- _Petit exercice_:
Recopiez à l'identique les lignes des données ci-dessous, de celle qui contient « 385, 500, 410] » jusqu'à celle qui contient « tweet-source[interactable]: Twitter for », ces deux lignes comprises.

(Données d'annotation de la mise en page visuelle)
-=-=-=-=-

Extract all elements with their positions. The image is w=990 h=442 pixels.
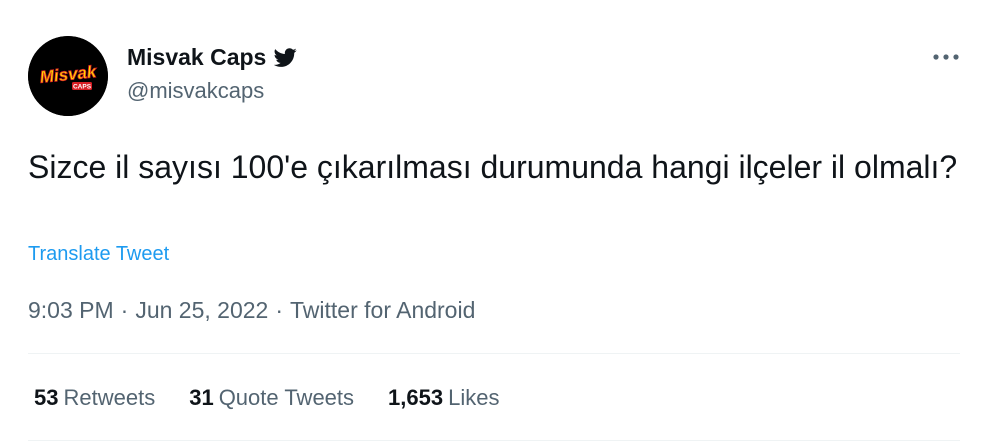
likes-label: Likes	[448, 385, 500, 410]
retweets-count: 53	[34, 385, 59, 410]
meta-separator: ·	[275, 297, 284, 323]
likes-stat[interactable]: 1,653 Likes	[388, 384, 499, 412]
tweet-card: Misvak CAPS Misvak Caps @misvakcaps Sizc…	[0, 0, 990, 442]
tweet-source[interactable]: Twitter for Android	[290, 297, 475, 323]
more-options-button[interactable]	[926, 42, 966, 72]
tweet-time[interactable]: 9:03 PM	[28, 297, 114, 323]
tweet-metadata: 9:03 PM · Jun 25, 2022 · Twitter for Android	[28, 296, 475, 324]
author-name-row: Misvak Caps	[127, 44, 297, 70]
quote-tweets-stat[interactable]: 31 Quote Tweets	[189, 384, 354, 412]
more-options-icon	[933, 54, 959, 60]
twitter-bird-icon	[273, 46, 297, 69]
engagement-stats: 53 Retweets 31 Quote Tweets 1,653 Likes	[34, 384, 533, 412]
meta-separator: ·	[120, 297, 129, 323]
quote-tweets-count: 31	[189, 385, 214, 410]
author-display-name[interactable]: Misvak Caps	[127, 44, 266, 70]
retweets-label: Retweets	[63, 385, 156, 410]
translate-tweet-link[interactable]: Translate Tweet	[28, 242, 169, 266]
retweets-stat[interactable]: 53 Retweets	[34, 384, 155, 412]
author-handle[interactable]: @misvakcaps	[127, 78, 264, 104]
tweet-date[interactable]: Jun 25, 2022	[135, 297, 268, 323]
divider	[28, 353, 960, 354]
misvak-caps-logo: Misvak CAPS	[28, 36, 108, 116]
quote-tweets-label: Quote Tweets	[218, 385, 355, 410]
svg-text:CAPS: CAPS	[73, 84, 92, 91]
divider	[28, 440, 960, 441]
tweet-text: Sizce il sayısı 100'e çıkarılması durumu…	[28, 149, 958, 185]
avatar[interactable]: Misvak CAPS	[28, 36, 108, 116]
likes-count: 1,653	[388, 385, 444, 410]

-=-=-=-=-

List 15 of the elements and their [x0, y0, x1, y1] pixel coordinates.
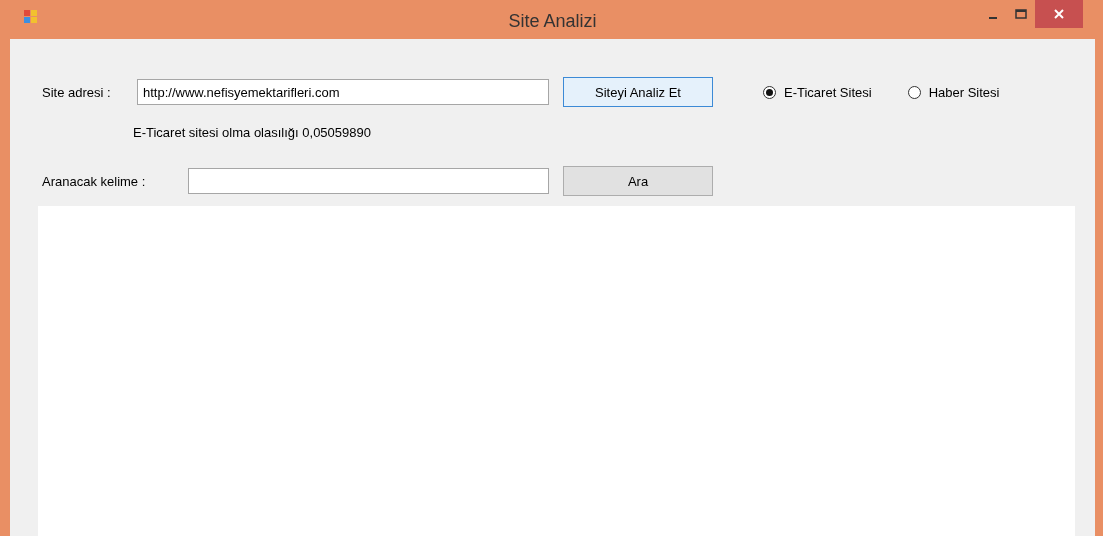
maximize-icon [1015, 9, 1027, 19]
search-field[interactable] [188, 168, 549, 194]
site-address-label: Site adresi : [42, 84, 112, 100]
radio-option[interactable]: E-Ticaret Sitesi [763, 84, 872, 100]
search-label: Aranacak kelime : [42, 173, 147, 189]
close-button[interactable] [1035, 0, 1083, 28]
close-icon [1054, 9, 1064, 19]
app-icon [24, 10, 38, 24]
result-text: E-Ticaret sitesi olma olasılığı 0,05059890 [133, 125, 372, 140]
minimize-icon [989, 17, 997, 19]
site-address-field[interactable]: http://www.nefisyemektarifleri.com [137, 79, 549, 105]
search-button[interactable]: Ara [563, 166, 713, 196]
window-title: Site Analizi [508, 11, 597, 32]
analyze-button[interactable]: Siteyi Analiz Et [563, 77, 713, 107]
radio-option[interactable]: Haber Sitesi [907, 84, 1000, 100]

-=-=-=-=-

- _Le résultat_:
likes-label: Likes	[448, 385, 500, 410]
retweets-count: 53	[34, 385, 59, 410]
meta-separator: ·	[275, 297, 284, 323]
likes-stat[interactable]: 1,653 Likes	[388, 384, 499, 412]
tweet-card: Misvak CAPS Misvak Caps @misvakcaps Sizc…	[0, 0, 990, 442]
tweet-source[interactable]: Twitter for Android	[290, 297, 475, 323]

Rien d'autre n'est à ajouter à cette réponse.